Write out the following lines word for word, from the line with "What elements are" to the line with "more-vertical-icon[interactable] <box>668 692", both included.

____

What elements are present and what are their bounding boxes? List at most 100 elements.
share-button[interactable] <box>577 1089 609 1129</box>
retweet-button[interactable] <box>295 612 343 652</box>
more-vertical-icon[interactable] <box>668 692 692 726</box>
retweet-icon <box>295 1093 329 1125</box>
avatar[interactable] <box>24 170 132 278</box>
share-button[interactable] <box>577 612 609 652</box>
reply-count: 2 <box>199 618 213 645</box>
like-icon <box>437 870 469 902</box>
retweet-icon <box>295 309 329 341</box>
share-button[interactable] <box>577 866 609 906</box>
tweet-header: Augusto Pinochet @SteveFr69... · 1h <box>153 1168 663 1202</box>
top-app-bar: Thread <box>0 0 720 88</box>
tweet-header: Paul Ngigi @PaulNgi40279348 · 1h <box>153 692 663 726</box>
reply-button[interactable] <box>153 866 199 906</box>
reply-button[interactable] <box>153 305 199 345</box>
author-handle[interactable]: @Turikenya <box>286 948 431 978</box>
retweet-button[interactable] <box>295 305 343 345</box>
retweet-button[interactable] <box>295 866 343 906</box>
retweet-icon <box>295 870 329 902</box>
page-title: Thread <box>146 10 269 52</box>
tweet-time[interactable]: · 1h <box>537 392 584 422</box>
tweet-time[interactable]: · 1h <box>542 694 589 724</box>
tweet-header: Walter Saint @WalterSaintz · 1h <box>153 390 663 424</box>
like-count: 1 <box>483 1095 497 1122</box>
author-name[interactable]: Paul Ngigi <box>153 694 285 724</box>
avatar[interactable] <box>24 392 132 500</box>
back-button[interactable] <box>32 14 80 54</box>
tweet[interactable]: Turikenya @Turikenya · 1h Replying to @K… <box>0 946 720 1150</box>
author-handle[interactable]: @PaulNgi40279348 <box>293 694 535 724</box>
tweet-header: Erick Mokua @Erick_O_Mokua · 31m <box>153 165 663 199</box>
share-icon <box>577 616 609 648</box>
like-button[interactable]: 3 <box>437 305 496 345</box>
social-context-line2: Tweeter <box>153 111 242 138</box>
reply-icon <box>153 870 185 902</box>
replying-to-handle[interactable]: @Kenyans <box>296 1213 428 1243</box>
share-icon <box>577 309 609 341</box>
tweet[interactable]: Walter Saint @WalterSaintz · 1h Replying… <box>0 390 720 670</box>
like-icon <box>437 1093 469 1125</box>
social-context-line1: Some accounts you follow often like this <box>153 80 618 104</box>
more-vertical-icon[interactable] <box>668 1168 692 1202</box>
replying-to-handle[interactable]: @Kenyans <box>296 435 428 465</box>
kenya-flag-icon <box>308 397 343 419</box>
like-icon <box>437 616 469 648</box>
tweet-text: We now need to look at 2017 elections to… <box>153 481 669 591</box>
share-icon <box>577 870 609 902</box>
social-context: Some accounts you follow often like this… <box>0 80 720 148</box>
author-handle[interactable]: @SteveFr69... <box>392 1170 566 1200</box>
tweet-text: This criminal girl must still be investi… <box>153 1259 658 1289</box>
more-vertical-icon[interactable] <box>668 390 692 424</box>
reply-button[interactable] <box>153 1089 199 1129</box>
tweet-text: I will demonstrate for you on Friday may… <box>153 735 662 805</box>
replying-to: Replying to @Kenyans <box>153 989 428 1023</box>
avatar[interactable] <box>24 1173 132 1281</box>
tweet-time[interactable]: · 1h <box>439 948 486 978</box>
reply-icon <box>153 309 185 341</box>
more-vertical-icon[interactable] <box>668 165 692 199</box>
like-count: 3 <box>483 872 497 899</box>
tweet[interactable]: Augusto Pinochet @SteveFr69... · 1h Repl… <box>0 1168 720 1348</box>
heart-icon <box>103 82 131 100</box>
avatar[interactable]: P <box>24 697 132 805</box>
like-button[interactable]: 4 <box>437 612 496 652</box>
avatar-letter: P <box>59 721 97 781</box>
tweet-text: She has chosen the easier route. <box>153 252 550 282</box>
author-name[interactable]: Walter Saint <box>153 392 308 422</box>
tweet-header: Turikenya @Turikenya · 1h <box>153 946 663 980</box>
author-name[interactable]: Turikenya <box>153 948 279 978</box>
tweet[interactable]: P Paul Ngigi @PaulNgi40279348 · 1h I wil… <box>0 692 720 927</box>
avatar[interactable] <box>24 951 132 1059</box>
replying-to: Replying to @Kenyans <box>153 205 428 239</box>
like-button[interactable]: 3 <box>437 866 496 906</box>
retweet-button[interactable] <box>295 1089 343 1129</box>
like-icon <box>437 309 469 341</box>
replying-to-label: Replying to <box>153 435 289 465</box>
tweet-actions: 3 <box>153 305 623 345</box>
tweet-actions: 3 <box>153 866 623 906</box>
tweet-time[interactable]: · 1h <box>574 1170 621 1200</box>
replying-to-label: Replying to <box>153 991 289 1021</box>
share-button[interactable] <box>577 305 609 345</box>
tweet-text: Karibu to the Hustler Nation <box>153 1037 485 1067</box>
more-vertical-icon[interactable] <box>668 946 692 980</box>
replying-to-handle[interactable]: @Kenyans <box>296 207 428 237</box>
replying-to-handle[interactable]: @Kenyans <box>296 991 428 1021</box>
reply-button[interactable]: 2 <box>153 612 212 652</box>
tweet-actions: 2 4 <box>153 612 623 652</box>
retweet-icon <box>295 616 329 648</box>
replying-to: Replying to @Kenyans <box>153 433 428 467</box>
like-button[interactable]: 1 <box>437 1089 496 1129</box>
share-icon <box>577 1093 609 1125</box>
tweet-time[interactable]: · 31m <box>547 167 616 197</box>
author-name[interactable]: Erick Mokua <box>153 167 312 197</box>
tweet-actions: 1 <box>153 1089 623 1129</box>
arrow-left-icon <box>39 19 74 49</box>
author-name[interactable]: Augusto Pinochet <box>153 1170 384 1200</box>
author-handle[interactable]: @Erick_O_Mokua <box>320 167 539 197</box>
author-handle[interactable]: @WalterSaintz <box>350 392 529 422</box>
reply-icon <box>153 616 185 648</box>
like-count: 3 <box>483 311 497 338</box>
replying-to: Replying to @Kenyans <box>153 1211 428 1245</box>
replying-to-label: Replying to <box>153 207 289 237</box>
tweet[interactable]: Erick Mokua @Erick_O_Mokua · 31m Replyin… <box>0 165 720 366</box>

____

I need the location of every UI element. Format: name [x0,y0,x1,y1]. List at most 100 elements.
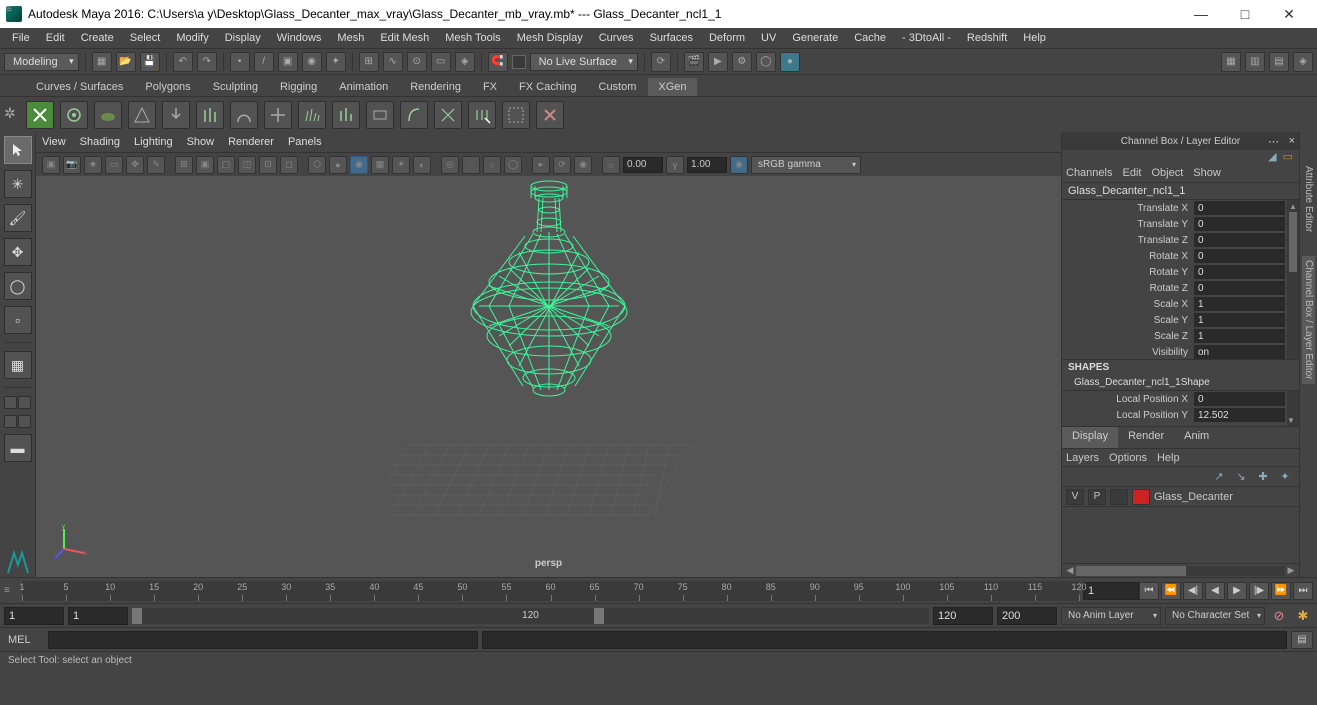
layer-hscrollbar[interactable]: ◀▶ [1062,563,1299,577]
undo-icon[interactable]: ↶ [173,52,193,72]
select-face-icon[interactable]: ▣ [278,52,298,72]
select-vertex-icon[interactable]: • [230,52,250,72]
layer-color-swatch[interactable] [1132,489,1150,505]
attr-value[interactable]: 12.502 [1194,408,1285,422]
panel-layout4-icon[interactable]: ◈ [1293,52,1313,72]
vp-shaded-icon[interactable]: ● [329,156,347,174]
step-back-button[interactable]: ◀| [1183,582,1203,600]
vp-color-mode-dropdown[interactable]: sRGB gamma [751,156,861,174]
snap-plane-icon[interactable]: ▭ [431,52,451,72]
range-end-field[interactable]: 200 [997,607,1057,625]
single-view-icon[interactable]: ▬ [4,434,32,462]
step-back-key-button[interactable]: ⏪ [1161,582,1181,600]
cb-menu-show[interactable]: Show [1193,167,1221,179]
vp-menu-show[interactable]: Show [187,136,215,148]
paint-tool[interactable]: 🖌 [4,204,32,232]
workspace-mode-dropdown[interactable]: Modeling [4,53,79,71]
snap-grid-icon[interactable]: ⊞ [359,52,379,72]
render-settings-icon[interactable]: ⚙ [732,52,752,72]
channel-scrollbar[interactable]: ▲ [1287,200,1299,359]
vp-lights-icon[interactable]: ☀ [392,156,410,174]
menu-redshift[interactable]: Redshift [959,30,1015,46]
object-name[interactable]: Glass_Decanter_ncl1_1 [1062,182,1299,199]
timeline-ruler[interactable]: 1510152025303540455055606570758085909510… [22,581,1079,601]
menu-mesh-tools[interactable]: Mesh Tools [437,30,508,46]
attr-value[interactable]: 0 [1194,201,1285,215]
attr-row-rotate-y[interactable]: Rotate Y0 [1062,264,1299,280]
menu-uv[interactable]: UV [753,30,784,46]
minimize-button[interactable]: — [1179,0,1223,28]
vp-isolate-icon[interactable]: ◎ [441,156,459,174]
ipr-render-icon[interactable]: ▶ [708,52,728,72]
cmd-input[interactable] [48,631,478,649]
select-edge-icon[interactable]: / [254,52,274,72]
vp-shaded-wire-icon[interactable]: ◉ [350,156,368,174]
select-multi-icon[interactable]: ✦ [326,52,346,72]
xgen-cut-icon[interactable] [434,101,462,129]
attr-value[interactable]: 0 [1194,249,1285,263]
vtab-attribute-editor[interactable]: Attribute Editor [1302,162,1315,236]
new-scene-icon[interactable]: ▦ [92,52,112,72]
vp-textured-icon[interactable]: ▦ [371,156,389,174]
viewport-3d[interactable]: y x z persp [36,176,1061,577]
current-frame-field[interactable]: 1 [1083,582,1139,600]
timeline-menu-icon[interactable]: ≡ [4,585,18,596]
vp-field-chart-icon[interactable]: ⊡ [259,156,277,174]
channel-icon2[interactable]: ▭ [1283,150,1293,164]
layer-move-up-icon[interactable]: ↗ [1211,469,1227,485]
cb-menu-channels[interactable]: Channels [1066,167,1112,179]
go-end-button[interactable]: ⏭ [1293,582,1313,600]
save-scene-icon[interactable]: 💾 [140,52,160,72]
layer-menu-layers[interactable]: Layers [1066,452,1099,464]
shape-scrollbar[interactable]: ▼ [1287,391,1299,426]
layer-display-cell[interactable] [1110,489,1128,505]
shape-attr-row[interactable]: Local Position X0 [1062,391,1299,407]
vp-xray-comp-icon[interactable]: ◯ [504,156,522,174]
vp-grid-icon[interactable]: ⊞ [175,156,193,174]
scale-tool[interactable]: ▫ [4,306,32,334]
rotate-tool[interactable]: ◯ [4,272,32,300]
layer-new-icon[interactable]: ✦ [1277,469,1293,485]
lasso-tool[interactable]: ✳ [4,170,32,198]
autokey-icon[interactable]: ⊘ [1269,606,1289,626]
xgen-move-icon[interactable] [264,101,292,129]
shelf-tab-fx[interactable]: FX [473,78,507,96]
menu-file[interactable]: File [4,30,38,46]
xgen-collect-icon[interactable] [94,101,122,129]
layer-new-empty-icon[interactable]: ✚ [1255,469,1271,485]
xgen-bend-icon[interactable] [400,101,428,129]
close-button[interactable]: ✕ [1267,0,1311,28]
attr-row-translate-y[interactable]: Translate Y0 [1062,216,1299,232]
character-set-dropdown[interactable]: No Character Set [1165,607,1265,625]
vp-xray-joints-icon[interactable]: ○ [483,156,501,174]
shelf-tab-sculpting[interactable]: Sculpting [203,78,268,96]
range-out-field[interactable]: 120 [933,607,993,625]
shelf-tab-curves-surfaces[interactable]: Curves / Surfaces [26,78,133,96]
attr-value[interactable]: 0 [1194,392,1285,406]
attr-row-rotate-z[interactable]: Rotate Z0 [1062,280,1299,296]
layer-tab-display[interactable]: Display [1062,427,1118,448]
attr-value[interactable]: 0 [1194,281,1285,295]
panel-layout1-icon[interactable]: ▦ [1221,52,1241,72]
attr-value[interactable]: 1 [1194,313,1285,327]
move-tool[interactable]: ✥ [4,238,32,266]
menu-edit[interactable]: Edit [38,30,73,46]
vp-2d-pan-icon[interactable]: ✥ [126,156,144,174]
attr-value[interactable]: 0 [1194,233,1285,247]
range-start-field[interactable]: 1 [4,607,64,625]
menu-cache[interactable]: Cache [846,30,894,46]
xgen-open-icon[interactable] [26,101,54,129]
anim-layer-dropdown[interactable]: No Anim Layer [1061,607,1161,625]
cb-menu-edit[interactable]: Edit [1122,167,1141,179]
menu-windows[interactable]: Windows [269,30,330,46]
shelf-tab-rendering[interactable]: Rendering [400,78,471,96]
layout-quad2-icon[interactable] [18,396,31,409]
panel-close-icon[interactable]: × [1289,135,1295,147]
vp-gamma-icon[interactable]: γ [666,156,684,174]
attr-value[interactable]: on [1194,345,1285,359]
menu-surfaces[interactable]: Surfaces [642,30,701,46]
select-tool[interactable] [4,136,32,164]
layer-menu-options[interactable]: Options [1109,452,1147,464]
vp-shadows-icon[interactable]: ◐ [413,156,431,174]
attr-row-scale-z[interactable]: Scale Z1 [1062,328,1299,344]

____

> [WRITTEN ANSWER]
What elements are present and what are their bounding boxes? List at most 100 elements.
share-button[interactable] <box>577 1089 609 1129</box>
retweet-button[interactable] <box>295 612 343 652</box>
more-vertical-icon[interactable] <box>668 692 692 726</box>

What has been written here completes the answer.